(Image layout annotations)
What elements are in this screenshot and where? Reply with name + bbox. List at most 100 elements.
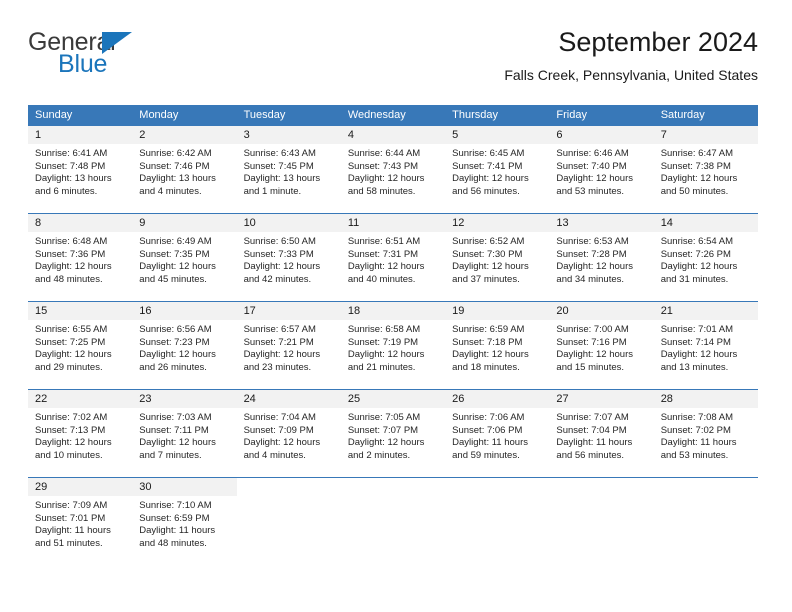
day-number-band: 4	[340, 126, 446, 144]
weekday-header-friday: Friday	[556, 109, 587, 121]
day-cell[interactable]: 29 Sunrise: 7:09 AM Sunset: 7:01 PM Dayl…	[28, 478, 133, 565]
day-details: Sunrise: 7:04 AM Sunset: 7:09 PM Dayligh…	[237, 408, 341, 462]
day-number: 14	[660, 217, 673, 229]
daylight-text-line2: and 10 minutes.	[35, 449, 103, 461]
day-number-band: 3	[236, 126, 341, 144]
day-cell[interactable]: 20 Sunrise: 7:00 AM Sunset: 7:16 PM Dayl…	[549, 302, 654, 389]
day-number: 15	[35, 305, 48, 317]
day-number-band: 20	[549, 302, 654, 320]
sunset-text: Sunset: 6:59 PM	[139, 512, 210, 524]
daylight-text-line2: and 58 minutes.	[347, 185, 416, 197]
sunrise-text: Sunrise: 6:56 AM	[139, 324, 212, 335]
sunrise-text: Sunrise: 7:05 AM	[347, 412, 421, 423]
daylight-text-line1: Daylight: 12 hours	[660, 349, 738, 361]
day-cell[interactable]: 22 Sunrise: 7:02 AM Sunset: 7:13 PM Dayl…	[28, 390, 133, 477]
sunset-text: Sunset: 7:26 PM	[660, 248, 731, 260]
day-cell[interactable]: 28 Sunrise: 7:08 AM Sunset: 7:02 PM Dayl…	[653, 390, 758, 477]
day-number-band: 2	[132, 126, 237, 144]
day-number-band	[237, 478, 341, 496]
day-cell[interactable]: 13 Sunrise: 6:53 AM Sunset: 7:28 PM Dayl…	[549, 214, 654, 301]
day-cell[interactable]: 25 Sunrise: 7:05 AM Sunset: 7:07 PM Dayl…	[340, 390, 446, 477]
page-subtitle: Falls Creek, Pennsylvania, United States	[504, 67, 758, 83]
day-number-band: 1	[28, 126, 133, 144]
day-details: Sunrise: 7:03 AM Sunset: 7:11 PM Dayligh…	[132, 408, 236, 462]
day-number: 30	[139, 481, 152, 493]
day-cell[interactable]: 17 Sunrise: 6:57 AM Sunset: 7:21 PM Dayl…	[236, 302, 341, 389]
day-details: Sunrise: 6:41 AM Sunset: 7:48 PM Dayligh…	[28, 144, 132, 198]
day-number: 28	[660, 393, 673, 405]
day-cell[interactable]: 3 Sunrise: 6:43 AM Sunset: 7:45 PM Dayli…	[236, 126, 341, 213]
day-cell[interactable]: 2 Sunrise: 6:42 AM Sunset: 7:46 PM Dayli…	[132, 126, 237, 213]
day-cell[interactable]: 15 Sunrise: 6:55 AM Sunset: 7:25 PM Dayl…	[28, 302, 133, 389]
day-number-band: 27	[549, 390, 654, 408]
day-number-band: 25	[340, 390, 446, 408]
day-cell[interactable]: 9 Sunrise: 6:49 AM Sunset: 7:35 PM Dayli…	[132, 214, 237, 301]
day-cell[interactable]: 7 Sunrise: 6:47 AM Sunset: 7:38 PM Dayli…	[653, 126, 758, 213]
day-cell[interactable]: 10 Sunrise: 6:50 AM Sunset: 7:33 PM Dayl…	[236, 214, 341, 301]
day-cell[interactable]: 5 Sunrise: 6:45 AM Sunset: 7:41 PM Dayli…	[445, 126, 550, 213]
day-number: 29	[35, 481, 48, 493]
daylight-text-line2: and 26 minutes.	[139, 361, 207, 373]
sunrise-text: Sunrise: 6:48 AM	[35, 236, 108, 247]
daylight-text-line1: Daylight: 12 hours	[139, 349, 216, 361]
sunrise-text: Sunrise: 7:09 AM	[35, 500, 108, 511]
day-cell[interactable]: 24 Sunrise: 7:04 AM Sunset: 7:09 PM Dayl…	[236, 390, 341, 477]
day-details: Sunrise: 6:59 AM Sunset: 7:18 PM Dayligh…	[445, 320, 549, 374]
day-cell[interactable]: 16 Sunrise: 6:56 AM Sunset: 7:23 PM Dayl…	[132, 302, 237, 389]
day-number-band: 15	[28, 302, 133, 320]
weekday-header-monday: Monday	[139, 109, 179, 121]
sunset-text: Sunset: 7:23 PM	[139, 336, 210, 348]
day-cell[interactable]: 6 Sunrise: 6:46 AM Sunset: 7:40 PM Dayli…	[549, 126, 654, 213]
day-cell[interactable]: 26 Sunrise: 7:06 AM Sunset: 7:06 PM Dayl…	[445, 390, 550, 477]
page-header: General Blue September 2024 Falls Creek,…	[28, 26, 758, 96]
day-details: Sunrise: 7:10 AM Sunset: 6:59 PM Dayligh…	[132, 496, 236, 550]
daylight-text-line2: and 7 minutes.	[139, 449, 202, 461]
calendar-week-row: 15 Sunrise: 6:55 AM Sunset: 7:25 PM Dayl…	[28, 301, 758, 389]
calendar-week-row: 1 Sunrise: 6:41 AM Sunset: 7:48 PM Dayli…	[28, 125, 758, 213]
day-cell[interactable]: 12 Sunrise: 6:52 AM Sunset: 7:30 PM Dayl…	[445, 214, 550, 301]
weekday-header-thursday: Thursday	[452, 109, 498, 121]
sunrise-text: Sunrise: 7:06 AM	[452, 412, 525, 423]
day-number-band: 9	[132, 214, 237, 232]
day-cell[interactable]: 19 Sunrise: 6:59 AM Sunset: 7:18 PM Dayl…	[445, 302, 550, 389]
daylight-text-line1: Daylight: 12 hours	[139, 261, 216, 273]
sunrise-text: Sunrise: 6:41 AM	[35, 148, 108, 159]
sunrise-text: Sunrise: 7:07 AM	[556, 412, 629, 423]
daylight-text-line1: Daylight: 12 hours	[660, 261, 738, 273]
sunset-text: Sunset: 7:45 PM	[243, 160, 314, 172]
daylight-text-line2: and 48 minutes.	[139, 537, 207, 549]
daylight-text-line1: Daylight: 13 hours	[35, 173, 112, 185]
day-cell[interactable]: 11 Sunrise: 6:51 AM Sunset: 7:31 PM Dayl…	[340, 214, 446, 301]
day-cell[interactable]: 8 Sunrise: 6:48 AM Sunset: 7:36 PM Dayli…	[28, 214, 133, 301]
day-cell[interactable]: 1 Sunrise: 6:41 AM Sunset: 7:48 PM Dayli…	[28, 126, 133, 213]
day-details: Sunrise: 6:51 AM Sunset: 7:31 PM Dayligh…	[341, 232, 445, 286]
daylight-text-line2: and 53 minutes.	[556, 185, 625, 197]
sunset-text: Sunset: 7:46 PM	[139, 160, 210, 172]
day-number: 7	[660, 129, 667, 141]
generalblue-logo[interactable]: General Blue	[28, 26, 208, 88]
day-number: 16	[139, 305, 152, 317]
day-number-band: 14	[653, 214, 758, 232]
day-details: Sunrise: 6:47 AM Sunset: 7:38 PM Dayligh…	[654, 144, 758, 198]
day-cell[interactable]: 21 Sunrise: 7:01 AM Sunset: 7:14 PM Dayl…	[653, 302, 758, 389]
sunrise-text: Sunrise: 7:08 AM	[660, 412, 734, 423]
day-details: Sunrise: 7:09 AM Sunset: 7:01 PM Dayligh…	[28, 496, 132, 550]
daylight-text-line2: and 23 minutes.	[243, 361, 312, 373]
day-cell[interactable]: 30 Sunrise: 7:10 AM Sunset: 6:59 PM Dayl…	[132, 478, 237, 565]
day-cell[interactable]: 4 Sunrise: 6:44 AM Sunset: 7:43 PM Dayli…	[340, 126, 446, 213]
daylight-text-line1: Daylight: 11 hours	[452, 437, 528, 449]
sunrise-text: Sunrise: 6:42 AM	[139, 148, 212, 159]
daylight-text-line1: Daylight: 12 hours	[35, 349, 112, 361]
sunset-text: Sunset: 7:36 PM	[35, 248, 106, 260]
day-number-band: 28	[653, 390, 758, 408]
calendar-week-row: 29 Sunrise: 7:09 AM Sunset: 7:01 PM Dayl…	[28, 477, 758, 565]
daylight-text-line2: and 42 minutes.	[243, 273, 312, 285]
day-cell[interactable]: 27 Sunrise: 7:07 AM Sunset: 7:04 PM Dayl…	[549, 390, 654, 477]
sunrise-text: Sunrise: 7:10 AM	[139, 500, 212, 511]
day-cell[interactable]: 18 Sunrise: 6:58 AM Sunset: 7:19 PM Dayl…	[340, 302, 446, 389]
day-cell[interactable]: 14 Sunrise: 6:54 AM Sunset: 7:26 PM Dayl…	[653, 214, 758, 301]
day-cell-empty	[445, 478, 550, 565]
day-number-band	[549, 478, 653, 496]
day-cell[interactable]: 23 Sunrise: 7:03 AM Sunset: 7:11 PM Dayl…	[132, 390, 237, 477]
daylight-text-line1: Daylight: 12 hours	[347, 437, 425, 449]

Set exercise
Reproduce verbatim the lines of the records from the line containing "126, 446, 144]" through the line containing "126, 341, 144]", including both of those lines.

Answer
day-number-band: 4	[340, 126, 446, 144]
weekday-header-friday: Friday	[556, 109, 587, 121]
day-cell[interactable]: 29 Sunrise: 7:09 AM Sunset: 7:01 PM Dayl…	[28, 478, 133, 565]
day-details: Sunrise: 7:04 AM Sunset: 7:09 PM Dayligh…	[237, 408, 341, 462]
day-number: 14	[660, 217, 673, 229]
daylight-text-line2: and 10 minutes.	[35, 449, 103, 461]
day-number-band: 3	[236, 126, 341, 144]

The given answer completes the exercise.